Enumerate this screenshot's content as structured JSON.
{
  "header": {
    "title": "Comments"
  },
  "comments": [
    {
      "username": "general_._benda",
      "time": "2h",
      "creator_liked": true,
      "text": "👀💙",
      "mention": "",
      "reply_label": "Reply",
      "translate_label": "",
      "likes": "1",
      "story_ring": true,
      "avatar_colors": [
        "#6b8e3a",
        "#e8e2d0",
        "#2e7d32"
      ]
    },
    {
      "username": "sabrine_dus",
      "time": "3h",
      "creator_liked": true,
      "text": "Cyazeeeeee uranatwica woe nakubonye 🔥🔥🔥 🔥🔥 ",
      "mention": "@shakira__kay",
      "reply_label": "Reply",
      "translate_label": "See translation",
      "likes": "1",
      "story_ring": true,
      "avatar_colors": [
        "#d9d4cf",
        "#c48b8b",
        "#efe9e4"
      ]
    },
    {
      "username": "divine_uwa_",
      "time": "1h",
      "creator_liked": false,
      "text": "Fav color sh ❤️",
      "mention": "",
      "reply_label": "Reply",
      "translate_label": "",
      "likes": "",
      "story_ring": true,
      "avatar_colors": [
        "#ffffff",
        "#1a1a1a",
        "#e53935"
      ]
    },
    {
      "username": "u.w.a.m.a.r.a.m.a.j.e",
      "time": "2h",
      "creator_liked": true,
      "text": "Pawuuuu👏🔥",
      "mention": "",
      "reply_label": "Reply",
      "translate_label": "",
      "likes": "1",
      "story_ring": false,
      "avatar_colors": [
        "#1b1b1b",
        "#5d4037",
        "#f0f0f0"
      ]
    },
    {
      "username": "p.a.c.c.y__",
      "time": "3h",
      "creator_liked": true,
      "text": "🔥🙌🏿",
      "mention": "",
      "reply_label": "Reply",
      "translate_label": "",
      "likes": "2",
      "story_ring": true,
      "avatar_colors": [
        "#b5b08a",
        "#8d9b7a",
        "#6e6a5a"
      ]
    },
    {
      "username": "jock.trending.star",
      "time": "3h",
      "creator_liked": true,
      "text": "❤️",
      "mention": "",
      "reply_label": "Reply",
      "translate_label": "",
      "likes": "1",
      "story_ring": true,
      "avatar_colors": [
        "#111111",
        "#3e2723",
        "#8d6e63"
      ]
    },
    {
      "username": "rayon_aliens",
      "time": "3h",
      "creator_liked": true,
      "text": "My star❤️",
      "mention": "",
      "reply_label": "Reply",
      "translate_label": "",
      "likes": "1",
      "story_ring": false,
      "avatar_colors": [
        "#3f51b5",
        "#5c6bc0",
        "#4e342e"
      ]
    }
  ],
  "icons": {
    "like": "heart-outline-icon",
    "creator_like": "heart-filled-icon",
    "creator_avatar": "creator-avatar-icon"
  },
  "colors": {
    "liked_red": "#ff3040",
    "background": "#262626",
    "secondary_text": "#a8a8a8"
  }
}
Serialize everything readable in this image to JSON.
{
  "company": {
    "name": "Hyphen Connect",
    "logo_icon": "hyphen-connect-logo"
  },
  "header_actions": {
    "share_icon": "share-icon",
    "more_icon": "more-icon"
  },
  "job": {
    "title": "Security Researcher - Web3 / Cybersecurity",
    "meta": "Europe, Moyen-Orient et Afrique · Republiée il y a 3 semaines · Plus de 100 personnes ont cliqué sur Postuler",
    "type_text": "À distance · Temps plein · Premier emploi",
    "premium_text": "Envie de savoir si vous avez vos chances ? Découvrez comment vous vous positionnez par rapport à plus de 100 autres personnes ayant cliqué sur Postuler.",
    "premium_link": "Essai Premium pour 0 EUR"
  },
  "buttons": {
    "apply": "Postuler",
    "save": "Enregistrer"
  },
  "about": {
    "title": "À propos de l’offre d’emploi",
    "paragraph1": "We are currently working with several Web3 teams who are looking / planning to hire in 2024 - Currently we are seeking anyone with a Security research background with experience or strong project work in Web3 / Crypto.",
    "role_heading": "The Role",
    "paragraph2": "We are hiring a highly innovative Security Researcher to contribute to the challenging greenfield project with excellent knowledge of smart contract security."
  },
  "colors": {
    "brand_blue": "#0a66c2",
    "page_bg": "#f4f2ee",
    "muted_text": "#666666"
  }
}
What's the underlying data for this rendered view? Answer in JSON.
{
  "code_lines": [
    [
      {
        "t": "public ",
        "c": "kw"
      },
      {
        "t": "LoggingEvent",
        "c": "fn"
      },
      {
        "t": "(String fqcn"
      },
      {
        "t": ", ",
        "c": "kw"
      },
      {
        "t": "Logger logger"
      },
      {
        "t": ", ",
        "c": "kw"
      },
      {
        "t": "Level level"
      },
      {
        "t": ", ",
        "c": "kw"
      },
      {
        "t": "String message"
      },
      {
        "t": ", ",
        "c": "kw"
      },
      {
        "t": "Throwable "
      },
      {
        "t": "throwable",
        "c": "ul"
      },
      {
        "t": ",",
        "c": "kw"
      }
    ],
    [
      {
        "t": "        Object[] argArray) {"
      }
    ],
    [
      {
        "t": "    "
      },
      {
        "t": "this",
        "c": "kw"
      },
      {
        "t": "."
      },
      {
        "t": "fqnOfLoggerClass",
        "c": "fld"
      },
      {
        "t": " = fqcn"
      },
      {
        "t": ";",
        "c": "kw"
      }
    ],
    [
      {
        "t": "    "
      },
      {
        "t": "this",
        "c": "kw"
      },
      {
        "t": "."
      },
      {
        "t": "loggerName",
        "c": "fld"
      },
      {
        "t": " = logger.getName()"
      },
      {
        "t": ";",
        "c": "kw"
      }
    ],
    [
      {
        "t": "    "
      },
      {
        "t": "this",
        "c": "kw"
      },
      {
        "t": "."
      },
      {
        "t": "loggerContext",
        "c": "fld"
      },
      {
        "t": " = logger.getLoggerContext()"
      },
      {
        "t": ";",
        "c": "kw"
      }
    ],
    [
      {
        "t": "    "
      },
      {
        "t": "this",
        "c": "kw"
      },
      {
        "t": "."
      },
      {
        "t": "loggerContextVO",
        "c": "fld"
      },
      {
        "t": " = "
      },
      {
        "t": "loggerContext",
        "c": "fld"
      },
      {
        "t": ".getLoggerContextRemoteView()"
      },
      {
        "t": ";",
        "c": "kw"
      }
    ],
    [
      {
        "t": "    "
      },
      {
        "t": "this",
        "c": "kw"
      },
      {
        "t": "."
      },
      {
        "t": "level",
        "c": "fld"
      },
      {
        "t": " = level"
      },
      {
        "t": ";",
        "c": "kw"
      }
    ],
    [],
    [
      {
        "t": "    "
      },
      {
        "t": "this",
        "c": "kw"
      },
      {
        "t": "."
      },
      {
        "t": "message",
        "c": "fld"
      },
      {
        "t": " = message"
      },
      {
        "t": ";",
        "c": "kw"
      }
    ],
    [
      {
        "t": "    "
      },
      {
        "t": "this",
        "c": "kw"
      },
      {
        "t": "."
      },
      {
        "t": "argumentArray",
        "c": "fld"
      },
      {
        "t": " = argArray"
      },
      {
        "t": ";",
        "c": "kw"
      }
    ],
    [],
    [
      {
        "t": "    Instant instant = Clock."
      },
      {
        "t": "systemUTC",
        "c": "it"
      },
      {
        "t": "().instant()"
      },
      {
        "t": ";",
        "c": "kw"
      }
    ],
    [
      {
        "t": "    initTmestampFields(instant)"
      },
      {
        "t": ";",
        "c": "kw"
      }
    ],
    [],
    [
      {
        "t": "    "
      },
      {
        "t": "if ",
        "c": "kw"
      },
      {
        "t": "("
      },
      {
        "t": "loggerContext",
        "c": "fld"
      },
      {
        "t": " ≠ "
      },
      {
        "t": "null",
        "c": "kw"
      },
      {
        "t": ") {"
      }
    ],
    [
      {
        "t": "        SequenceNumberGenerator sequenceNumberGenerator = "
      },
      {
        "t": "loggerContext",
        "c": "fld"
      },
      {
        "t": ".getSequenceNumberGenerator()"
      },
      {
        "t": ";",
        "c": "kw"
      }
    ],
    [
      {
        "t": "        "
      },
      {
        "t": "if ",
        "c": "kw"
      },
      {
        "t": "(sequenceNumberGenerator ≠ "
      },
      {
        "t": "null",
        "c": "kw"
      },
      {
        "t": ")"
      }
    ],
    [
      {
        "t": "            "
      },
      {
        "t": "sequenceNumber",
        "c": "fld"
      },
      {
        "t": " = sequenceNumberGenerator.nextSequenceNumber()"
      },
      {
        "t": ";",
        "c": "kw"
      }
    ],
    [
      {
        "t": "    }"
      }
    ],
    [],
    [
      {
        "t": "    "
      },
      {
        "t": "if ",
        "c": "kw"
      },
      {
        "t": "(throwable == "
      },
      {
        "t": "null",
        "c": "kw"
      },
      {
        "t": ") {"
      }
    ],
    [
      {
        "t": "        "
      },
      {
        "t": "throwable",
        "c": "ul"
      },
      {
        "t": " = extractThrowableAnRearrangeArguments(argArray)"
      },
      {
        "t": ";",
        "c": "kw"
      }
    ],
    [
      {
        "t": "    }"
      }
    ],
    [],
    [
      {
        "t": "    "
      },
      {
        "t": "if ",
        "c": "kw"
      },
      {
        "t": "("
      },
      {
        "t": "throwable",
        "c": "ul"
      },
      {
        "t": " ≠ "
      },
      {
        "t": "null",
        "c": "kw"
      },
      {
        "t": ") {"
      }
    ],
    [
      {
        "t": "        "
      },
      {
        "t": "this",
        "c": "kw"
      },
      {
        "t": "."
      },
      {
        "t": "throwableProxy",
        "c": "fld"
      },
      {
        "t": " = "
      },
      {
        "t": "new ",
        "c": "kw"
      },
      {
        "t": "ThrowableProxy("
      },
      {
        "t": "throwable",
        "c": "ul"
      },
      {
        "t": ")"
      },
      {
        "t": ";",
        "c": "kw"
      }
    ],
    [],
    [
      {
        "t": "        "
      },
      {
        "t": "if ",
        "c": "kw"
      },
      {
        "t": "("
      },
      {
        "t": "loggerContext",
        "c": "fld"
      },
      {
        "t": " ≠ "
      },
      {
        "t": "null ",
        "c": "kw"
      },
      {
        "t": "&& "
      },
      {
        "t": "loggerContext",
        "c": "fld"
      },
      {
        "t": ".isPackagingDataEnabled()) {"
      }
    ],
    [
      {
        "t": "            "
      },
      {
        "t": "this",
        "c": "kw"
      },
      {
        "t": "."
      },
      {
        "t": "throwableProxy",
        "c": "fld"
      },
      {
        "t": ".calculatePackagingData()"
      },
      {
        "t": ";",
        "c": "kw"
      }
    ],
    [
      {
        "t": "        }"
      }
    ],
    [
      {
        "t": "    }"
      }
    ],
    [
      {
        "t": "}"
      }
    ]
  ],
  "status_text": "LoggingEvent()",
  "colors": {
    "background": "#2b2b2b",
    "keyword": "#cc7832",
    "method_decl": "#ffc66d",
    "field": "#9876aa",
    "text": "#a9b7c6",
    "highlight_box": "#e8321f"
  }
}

▸ **EXERCISE PROMPT**: In the data above, count the lines where the word "JSON" appears; reply with the number only.

▸ **CORRECT RESULT**: 3